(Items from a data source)
++++++

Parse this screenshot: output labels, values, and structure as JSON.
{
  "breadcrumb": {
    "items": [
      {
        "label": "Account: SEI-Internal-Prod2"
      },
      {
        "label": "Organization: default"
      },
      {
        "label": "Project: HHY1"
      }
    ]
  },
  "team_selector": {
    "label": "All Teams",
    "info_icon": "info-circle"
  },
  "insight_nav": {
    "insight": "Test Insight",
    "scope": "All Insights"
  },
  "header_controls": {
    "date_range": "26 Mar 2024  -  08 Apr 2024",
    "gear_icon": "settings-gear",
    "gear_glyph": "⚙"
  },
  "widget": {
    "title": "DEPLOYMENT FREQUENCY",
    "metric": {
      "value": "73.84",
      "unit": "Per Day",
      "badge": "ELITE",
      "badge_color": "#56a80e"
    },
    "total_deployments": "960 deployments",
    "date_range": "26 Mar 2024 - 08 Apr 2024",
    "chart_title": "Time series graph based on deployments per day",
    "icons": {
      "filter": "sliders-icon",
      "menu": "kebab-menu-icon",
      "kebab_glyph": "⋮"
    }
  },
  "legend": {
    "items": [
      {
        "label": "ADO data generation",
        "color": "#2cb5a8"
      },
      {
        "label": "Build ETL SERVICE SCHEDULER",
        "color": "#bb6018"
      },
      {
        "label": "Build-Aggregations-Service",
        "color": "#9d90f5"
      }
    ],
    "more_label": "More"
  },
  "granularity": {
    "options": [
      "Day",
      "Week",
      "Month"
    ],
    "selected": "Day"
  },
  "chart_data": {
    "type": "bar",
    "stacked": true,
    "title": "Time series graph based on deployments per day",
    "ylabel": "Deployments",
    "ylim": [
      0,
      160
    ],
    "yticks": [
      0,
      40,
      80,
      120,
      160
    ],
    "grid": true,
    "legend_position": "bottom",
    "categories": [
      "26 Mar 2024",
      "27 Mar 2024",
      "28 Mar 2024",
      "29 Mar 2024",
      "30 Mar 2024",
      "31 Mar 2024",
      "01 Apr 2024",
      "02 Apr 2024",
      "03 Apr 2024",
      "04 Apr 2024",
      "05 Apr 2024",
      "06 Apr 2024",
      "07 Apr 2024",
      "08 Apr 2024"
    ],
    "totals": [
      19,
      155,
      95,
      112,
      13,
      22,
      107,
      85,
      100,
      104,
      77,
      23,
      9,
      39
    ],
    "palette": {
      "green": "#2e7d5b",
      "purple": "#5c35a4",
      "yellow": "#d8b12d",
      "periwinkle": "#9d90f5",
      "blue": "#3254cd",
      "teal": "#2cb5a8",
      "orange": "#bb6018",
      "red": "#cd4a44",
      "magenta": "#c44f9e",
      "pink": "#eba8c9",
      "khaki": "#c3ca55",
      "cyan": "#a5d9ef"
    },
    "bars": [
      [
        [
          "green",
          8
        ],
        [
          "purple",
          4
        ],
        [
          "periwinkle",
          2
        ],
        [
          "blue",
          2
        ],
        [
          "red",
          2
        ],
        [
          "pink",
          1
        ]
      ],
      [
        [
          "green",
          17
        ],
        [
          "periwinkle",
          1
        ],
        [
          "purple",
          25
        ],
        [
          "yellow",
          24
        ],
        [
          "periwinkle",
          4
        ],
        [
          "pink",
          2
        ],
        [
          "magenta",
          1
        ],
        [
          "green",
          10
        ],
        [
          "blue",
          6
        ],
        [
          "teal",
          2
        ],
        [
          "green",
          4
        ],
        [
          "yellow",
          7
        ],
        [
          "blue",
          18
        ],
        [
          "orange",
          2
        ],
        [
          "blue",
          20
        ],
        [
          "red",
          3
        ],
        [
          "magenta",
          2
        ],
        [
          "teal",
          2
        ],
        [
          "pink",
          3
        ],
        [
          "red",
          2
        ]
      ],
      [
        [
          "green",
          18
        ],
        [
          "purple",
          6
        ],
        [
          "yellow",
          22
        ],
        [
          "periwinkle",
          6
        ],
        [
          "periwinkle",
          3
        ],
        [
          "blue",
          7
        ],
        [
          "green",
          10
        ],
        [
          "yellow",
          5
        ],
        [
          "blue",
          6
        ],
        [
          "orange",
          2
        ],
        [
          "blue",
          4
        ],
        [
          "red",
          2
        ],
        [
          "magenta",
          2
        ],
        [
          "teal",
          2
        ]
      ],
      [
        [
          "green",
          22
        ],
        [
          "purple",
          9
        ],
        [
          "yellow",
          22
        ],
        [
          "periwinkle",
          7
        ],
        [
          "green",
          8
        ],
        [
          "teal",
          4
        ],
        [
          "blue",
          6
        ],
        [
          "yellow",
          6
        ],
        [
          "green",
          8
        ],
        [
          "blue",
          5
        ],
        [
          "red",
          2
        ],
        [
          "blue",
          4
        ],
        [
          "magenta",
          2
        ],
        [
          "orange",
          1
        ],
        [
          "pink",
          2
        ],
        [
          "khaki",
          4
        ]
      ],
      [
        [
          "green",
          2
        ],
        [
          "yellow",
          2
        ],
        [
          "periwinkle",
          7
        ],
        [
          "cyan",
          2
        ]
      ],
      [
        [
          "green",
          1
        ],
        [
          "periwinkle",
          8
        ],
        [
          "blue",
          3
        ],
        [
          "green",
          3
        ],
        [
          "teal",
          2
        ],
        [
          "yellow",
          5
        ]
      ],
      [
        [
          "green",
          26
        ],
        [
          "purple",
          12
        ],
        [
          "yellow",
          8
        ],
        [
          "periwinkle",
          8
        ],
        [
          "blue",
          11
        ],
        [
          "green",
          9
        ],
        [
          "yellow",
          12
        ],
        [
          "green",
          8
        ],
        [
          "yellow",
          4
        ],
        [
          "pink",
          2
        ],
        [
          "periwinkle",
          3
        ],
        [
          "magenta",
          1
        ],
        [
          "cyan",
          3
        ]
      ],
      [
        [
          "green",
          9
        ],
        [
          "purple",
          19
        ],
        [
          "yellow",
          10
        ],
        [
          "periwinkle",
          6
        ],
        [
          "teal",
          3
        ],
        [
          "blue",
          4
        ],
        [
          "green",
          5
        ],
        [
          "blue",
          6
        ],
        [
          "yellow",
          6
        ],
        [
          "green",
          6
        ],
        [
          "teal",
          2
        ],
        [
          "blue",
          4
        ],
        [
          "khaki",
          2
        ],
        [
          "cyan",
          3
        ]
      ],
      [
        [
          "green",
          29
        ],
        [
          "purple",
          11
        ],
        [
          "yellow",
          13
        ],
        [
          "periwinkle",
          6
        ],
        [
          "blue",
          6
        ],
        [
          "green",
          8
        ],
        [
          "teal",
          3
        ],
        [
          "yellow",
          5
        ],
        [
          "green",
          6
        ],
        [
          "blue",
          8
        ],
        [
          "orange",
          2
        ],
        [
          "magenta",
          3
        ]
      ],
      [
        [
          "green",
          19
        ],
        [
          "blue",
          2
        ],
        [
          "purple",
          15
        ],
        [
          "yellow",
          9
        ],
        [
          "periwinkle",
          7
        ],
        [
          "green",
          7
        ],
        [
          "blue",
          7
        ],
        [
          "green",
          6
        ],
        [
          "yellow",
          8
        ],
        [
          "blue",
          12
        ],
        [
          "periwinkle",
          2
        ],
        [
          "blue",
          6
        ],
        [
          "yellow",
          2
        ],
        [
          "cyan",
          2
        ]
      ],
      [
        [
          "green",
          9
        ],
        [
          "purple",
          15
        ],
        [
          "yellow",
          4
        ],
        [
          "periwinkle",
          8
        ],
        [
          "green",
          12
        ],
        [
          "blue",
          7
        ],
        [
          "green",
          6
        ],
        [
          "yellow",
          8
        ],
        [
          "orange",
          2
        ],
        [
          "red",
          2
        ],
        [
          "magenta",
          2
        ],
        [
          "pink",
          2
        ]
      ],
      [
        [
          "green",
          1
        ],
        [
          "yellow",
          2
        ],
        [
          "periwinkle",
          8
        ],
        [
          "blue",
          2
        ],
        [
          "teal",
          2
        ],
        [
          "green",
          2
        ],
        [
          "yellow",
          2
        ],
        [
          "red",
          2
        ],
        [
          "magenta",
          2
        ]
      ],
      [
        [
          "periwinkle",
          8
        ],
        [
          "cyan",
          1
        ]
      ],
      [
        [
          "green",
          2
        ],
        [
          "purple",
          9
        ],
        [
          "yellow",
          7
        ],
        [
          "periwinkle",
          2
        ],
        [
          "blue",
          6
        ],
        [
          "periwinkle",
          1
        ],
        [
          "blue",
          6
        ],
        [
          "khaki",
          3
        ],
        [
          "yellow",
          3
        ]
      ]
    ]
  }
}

++++++

WRITTEN EXERCISE
From the entries above, copy every line that holds the word "Time".

WRITTEN REPLY
    "chart_title": "Time series graph based on deployments per day",
    "title": "Time series graph based on deployments per day",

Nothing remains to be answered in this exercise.